» PROBLEM STATEMENT
Rewrite the entries from the line holding "Itemize the components" through the line holding "- legend-label: UCB: [476, 134, 514, 155]", inclusive, changing "gradient bandit" to "softmax bandit" and leaving everything else as it is.
++++
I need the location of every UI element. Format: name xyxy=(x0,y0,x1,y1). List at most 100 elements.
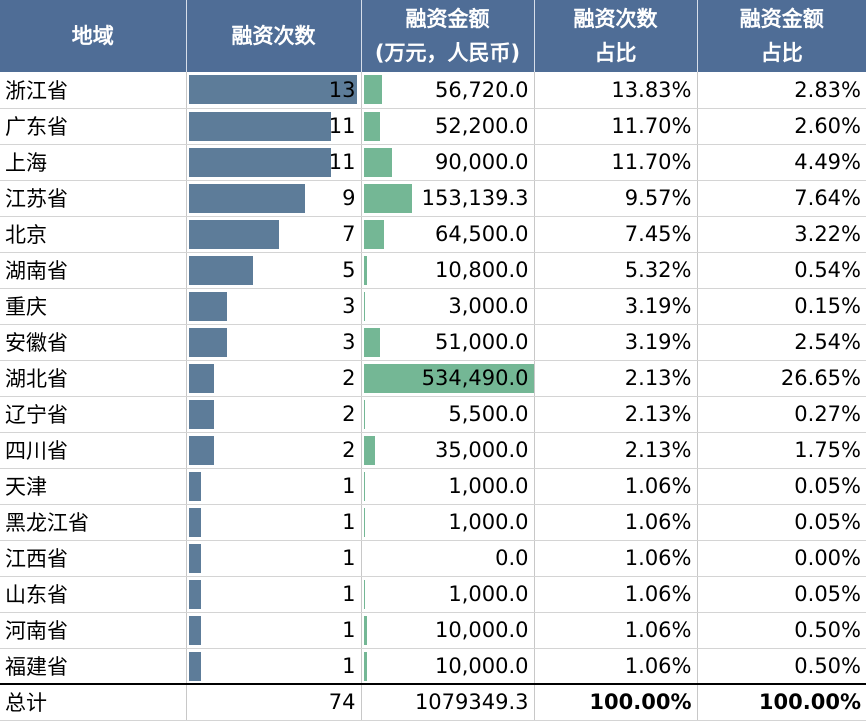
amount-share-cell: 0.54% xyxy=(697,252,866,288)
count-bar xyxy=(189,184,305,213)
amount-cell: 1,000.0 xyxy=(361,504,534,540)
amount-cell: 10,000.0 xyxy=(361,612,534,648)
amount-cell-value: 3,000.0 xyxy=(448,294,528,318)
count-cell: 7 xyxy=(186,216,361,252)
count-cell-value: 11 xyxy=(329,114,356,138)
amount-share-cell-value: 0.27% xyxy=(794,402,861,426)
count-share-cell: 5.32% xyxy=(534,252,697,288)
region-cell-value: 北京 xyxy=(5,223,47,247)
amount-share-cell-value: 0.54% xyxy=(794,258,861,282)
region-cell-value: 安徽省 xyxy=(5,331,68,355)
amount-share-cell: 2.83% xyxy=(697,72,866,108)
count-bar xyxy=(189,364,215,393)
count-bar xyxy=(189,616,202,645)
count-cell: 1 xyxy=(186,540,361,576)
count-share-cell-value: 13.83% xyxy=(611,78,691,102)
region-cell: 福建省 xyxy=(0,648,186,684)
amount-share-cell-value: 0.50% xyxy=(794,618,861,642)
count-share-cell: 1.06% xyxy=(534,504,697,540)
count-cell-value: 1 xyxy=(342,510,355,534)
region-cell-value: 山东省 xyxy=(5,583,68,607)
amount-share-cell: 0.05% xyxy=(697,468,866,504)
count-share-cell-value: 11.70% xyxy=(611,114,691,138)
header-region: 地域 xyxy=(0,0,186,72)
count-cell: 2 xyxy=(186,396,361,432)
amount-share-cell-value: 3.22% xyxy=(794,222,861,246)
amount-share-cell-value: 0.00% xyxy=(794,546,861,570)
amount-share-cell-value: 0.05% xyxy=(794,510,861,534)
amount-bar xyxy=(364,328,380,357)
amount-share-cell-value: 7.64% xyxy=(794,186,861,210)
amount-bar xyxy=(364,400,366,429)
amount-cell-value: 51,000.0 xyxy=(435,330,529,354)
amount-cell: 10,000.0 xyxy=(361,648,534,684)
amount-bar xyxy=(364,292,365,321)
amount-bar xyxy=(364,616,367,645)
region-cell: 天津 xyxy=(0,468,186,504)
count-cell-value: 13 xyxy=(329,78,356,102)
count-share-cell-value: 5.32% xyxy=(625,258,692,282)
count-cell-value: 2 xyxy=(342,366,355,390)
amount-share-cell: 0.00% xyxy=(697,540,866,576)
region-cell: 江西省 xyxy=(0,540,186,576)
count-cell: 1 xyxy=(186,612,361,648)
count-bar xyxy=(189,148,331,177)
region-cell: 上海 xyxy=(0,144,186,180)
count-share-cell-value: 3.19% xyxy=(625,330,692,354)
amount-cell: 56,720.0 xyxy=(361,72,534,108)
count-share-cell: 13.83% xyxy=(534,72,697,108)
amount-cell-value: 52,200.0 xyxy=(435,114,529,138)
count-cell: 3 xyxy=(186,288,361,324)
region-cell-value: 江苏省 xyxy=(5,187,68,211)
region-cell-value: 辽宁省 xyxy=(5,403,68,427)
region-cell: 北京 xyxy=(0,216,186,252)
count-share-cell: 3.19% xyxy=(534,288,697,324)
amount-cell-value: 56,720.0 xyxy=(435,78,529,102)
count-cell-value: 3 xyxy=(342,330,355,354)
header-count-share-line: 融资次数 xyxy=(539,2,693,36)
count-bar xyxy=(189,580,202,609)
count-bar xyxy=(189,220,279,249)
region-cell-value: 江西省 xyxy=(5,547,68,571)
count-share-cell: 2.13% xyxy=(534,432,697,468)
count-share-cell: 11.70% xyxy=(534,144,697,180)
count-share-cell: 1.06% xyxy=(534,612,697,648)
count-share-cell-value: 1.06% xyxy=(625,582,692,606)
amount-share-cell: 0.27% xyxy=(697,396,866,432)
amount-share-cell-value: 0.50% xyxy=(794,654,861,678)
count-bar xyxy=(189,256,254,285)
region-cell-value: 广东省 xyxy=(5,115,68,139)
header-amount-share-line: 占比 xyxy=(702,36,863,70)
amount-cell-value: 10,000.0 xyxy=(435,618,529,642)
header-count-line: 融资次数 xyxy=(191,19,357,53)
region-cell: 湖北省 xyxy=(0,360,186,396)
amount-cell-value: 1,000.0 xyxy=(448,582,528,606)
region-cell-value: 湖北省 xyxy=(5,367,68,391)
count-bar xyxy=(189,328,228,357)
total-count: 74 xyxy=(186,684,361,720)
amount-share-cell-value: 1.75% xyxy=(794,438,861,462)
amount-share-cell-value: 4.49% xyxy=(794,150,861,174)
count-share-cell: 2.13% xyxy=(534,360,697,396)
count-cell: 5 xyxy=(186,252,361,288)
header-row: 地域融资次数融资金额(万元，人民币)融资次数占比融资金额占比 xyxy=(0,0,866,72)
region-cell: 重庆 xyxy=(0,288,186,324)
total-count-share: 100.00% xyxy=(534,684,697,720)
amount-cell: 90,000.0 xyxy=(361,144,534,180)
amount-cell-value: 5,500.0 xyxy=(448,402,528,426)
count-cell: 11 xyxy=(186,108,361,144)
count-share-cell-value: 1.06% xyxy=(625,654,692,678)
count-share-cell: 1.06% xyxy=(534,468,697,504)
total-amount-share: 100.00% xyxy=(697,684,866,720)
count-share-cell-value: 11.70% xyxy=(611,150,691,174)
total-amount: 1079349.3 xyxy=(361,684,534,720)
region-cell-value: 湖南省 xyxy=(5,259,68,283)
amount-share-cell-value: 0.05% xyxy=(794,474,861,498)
++++
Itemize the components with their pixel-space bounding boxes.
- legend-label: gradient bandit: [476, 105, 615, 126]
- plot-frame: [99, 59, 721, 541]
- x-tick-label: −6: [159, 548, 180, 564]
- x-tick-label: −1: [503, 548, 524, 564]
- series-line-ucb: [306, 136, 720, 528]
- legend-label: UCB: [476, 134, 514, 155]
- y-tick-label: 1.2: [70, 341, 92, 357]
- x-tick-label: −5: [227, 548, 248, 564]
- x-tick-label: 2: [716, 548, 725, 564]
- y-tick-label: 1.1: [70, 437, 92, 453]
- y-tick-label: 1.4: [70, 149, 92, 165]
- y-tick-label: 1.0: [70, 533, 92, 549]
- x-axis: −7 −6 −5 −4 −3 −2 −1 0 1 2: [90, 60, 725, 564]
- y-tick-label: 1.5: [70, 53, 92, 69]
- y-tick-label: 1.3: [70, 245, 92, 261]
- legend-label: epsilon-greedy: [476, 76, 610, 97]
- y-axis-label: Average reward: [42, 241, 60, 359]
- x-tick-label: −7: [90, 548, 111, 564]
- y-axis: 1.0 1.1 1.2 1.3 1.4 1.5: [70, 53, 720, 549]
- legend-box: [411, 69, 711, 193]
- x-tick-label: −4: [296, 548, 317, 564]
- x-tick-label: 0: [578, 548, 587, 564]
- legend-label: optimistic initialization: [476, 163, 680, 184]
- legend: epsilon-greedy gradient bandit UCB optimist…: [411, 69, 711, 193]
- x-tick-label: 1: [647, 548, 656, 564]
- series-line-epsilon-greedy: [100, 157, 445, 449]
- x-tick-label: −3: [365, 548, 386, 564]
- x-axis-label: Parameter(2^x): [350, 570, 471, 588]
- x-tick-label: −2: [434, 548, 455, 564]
++++
» CORRECT OUTPUT
Itemize the components with their pixel-space bounding boxes.
- legend-label: softmax bandit: [476, 105, 615, 126]
- plot-frame: [99, 59, 721, 541]
- x-tick-label: −6: [159, 548, 180, 564]
- x-tick-label: −1: [503, 548, 524, 564]
- series-line-ucb: [306, 136, 720, 528]
- legend-label: UCB: [476, 134, 514, 155]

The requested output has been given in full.